Problem requirements
Extract every line that contains the word "Vigencia".

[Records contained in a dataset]
####

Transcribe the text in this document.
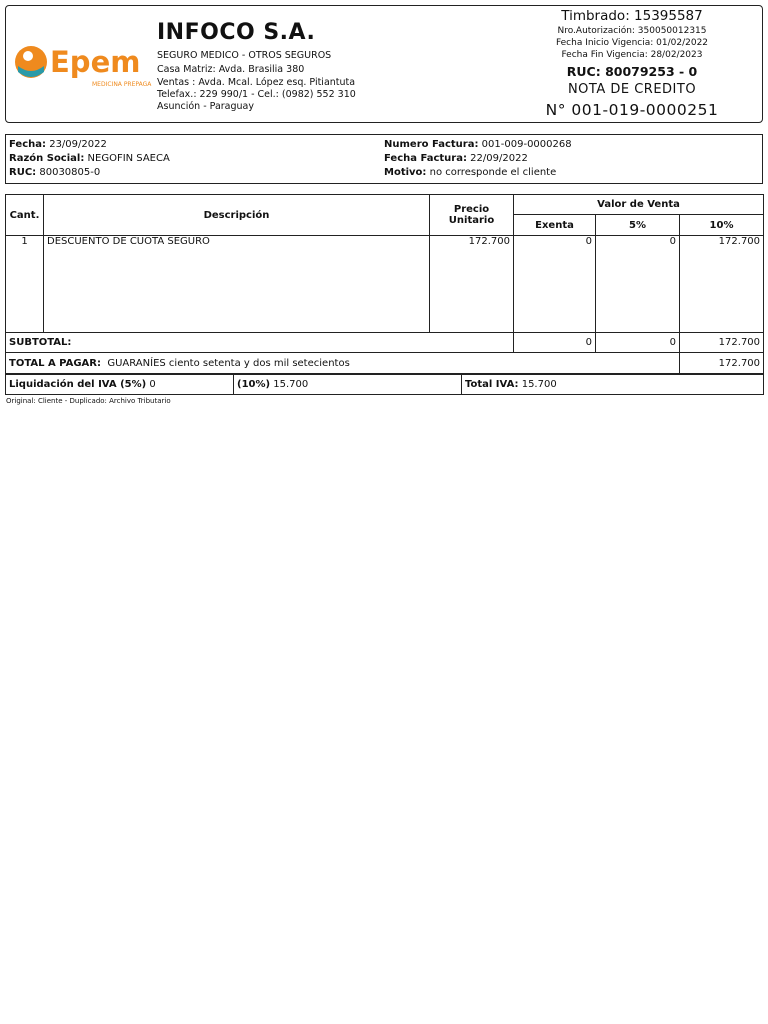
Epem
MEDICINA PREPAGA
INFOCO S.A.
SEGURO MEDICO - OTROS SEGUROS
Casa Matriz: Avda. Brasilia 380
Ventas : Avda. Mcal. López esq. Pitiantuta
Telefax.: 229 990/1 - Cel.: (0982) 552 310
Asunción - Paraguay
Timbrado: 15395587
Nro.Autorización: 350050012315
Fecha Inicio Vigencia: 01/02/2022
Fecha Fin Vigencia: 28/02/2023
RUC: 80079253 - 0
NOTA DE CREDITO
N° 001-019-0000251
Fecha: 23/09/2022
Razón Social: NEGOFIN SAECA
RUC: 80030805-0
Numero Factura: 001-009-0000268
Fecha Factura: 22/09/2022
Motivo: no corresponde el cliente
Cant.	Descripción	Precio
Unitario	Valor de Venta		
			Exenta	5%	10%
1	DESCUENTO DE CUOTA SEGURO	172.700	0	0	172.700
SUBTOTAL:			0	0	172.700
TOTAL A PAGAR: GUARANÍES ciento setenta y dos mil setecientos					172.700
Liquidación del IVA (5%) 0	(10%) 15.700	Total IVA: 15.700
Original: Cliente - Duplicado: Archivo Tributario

####

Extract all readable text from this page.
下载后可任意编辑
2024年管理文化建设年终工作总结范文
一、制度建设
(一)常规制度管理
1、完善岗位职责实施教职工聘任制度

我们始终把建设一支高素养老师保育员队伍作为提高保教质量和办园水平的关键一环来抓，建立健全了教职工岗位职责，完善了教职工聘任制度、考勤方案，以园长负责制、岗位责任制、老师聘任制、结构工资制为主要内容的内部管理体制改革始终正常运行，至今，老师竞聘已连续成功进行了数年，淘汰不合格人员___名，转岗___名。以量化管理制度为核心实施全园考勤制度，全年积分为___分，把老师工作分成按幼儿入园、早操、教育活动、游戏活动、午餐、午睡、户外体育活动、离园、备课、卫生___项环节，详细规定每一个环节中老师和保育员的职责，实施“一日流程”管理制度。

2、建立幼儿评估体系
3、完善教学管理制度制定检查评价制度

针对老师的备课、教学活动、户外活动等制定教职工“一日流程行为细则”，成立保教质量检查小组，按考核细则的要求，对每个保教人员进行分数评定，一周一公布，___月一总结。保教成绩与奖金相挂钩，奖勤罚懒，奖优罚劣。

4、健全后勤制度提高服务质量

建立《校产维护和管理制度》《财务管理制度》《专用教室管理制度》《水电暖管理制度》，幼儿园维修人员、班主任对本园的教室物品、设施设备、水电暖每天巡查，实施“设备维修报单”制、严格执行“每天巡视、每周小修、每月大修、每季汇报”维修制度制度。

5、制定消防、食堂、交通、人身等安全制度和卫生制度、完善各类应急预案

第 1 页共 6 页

####

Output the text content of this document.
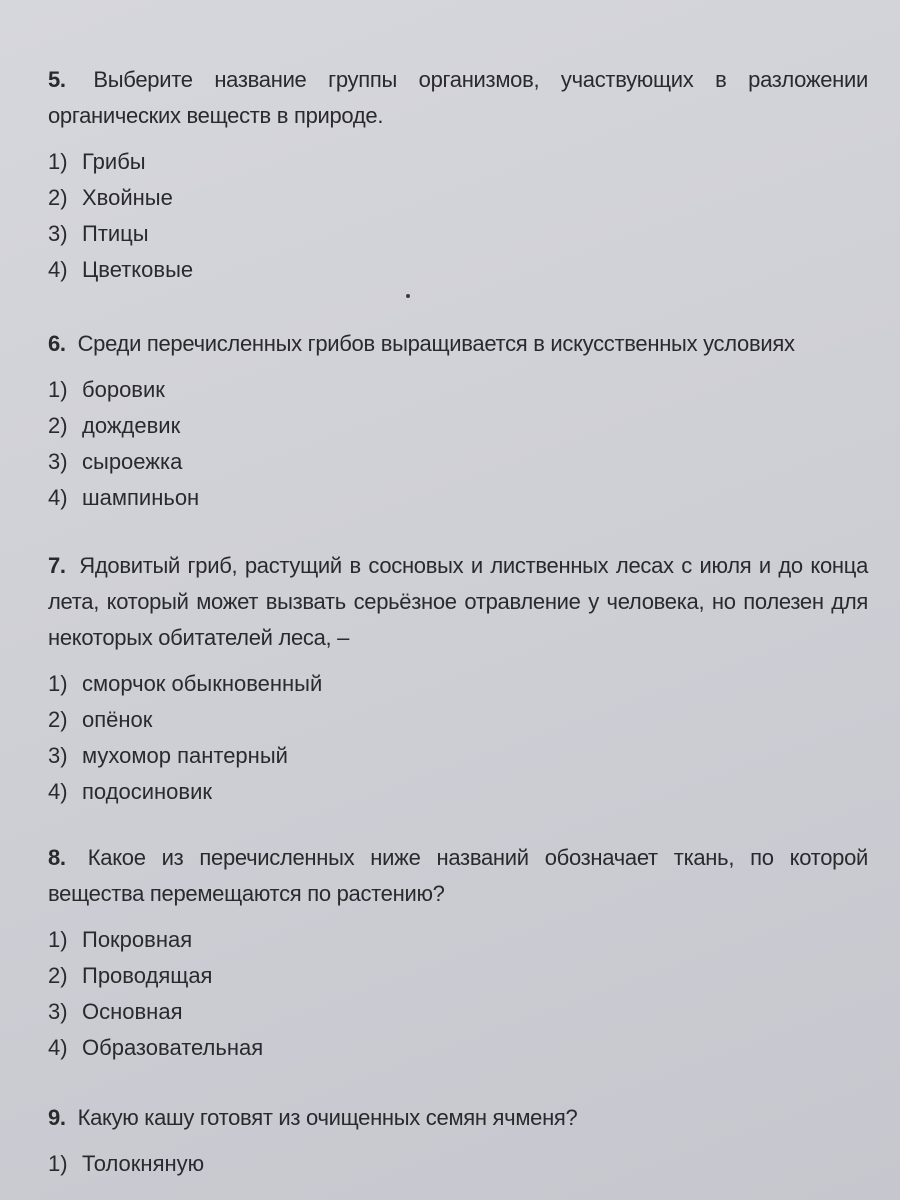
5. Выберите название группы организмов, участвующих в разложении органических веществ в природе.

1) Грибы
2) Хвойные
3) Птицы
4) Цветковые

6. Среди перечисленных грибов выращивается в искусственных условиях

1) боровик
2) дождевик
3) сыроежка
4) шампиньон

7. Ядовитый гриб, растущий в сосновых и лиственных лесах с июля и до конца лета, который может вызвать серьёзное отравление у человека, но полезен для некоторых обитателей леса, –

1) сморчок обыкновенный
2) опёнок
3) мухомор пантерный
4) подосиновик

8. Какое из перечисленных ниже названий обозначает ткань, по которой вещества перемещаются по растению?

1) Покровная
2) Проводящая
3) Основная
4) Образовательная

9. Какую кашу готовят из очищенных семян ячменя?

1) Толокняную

####

Solution to the problem
Fecha Inicio Vigencia: 01/02/2022
Fecha Fin Vigencia: 28/02/2023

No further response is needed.